§ **TASK STATEMENT**: The records below are to be copied word for word, with every picture left out.
##### TASK INPUT #####
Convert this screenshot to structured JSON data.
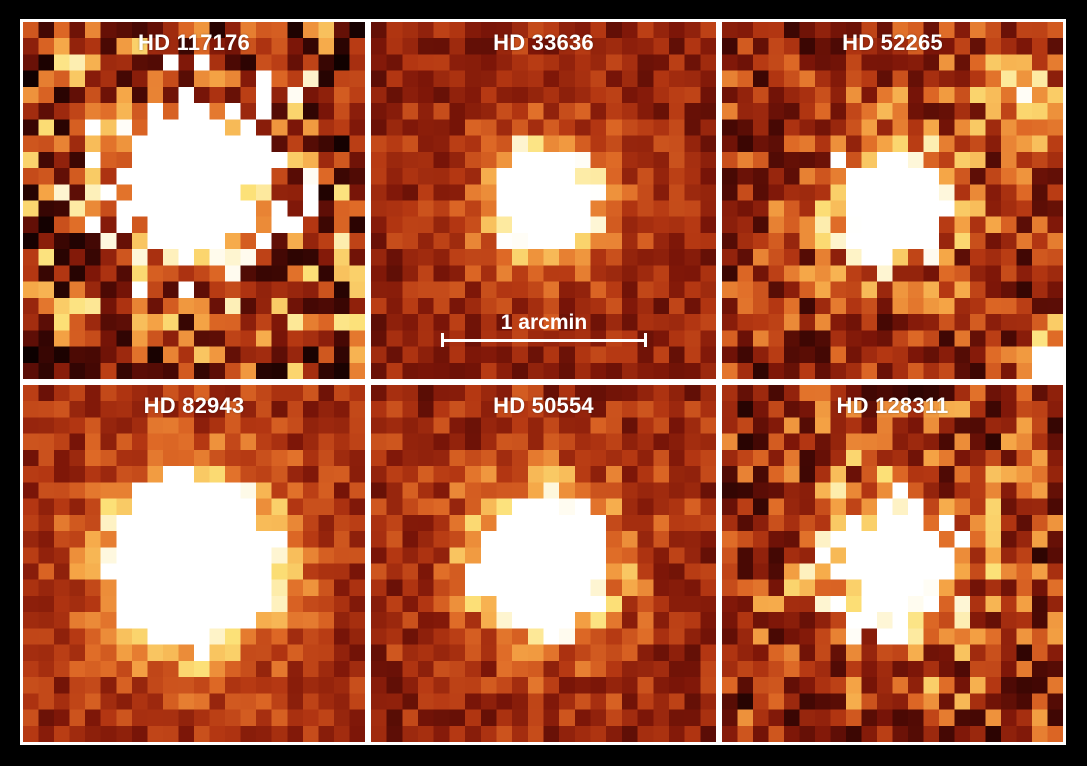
{
  "figure": {
    "background": "#000000",
    "separator_color": "#ffffff",
    "colormap": "hot",
    "panels": [
      {
        "label": "HD 117176",
        "source_size": 0.85,
        "source_brightness": 1.7,
        "noise": 0.95,
        "texture": "diagonal",
        "extra_sources": []
      },
      {
        "label": "HD 33636",
        "source_size": 0.5,
        "source_brightness": 1.6,
        "noise": 0.35,
        "texture": "grid",
        "extra_sources": []
      },
      {
        "label": "HD 52265",
        "source_size": 0.55,
        "source_brightness": 1.5,
        "noise": 0.65,
        "texture": "grid",
        "extra_sources": [
          "upper-right",
          "lower-right-corner"
        ]
      },
      {
        "label": "HD 82943",
        "source_size": 1.0,
        "source_brightness": 1.8,
        "noise": 0.35,
        "texture": "diagonal",
        "extra_sources": []
      },
      {
        "label": "HD 50554",
        "source_size": 0.75,
        "source_brightness": 1.55,
        "noise": 0.4,
        "texture": "grid",
        "extra_sources": []
      },
      {
        "label": "HD 128311",
        "source_size": 0.7,
        "source_brightness": 1.3,
        "noise": 0.75,
        "texture": "grid",
        "extra_sources": []
      }
    ]
  },
  "scalebar": {
    "label": "1 arcmin"
  }
}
#####
§ **TASK SOLUTION**:
Convert this screenshot to structured JSON data.
{
  "figure": {
    "background": "#000000",
    "separator_color": "#ffffff",
    "colormap": "hot",
    "panels": [
      {
        "label": "HD 117176",
        "source_size": 0.85,
        "source_brightness": 1.7,
        "noise": 0.95,
        "texture": "diagonal",
        "extra_sources": []
      },
      {
        "label": "HD 33636",
        "source_size": 0.5,
        "source_brightness": 1.6,
        "noise": 0.35,
        "texture": "grid",
        "extra_sources": []
      },
      {
        "label": "HD 52265",
        "source_size": 0.55,
        "source_brightness": 1.5,
        "noise": 0.65,
        "texture": "grid",
        "extra_sources": [
          "upper-right",
          "lower-right-corner"
        ]
      },
      {
        "label": "HD 82943",
        "source_size": 1.0,
        "source_brightness": 1.8,
        "noise": 0.35,
        "texture": "diagonal",
        "extra_sources": []
      },
      {
        "label": "HD 50554",
        "source_size": 0.75,
        "source_brightness": 1.55,
        "noise": 0.4,
        "texture": "grid",
        "extra_sources": []
      },
      {
        "label": "HD 128311",
        "source_size": 0.7,
        "source_brightness": 1.3,
        "noise": 0.75,
        "texture": "grid",
        "extra_sources": []
      }
    ]
  },
  "scalebar": {
    "label": "1 arcmin"
  }
}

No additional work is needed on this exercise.